В Перекоп приехали довольно рано, как и всегда, на шестой день. Я ехала с той мыслью, что эту ночь больным нашим покойно будет в госпитале, но, когда вошла туда, была ужасно неприятно поражена: там уже лежит 500 больных; только что пришедший из Польши гренадерский корпус очень страдает от тифа. Иные говорят, что они с собой принесли болезнь; другие – что им очень неудобно, нет для них никакого жилья, даже говорят, что нет палаток!

И опять было распоряжение поместить только раненых в госпиталь, а всех больных – в палатки. Хорошо еще, что это большие госпитальные палатки на сукне, и в них было довольно тепло. Мы поехали ночевать к сестрам. Я, по желанию Николая Ивановича, осталась в Перекопе на несколько дней; ходила целые дни из госпиталя в госпиталь, записывала, замечала, чтобы все передать ему. Иногда вечером, чтобы вздохнуть свежим воздухом, ходила к Озерецковским и вполне отдыхала от шума, криков, брани, стонов, слушая прекрасное пение жены сына Озерецковского, у которой великолепный контральто.

Я удивлялась, как ко всему можно привыкнуть: когда я пожила несколько дней в Перекопе, где вода соленая, то после другая вода мне казалась нехороша и слишком пресна.

20-го мы вернулись в Симферополь, и как только я приехала, пошла к Николаю Ивановичу отдать ему отчет о транспорте и о перекопском госпитале.

**Предоставленные материалы:**
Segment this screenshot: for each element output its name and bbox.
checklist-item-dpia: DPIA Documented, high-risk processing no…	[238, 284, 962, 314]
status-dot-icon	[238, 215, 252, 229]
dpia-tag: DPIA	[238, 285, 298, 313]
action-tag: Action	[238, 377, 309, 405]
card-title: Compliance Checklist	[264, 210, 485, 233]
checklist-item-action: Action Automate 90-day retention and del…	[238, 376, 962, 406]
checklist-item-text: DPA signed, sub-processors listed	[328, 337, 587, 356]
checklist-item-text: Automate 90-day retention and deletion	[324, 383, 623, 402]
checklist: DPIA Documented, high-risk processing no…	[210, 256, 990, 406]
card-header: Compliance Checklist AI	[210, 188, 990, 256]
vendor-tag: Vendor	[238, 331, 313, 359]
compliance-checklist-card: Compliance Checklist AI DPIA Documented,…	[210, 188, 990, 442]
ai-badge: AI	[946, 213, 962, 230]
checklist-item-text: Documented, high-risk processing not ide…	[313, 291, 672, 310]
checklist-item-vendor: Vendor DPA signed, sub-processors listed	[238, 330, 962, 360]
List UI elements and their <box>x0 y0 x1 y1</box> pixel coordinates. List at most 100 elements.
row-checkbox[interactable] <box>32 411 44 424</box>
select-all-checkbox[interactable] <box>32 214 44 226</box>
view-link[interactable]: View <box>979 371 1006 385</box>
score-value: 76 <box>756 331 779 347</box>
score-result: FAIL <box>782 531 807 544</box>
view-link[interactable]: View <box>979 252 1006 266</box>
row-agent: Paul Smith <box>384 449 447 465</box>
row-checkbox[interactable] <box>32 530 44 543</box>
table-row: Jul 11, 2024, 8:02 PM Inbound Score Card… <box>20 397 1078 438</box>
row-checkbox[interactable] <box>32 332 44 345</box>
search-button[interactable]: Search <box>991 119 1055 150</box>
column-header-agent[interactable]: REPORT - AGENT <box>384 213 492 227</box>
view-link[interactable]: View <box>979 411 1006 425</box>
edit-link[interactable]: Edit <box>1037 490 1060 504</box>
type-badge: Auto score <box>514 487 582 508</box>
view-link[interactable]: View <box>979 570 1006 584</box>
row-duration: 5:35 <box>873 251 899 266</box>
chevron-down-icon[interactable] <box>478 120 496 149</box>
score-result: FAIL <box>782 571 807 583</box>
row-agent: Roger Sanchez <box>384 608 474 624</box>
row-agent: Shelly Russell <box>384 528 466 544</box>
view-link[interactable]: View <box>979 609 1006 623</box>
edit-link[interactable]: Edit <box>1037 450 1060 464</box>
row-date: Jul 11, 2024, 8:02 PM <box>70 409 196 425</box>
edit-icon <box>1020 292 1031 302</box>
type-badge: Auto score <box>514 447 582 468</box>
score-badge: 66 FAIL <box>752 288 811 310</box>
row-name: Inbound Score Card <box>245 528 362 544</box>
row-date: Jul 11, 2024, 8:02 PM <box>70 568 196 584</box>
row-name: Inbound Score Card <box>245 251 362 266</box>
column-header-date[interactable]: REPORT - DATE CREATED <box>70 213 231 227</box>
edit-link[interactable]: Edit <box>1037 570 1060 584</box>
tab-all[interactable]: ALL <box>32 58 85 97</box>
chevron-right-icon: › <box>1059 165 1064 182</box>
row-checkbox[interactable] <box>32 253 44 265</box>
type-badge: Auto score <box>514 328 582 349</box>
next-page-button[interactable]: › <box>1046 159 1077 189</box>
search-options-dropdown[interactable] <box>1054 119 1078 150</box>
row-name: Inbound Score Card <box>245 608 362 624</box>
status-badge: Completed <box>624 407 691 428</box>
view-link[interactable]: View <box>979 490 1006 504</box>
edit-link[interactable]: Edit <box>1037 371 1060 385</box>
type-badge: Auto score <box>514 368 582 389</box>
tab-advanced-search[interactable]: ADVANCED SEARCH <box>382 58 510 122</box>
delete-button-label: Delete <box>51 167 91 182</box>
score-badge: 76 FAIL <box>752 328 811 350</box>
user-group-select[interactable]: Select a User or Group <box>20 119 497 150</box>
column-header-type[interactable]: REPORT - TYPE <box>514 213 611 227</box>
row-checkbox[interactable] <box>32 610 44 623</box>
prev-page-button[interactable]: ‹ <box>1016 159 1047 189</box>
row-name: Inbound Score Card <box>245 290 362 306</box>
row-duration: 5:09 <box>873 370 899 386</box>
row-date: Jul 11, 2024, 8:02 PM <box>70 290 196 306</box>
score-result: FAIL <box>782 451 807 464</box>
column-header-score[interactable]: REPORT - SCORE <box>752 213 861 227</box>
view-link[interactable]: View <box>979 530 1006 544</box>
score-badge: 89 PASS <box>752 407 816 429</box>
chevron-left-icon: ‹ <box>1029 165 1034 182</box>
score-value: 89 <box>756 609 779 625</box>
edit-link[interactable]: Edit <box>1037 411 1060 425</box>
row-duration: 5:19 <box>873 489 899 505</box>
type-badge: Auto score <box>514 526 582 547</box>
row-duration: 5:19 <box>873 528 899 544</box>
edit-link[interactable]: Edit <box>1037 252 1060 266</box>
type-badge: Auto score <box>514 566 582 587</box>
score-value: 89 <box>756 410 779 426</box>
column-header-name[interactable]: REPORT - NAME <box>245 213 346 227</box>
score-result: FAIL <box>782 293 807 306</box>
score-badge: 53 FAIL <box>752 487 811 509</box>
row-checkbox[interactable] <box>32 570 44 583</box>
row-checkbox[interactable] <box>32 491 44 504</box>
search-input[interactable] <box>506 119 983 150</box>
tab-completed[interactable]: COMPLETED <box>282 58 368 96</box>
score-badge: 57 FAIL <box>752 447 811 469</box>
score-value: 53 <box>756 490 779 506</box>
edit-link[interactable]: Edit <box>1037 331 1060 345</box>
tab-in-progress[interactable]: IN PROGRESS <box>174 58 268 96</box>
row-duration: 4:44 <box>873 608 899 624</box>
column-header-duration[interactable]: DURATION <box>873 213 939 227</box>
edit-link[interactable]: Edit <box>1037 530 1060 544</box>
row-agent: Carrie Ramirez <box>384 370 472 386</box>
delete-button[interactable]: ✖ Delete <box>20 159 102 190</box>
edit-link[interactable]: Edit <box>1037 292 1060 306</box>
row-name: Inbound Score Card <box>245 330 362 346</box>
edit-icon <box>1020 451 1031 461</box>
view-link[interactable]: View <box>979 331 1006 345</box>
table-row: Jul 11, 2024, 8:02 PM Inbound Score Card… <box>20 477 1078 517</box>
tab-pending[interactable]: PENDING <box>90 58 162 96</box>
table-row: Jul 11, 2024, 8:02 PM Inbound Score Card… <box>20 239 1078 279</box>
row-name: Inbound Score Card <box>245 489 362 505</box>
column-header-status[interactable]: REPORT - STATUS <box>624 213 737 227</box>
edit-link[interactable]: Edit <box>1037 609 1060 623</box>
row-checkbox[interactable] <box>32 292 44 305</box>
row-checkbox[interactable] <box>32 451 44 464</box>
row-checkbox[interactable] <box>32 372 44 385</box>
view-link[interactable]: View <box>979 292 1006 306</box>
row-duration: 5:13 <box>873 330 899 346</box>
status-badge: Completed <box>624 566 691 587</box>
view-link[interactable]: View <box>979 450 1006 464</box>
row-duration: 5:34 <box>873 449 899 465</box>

**Условие задачи:**
Кратко перескажите в виде списка абзац исходного текста, который начинается словами «И опять было распоряжение». Сохраните его основные факты. Используйте только исходный текст.

**Решение:**
- Снова распорядились класть в госпиталь только раненых, а всех больных размещать в палатках.
- Палатки были большие, госпитальные, на сукне, и в них было довольно тепло.
- Ночевать поехали к сестрам.
- По желанию Николая Ивановича я на несколько дней осталась в Перекопе. Целыми днями я ходила по госпиталям, записывала и замечала всё, чтобы передать ему.
- Иногда вечером я ходила к Озерецковским подышать свежим воздухом. Там я отдыхала от шума, криков, брани и стонов, слушая пение жены сына Озерецковского, у которой великолепный контральто.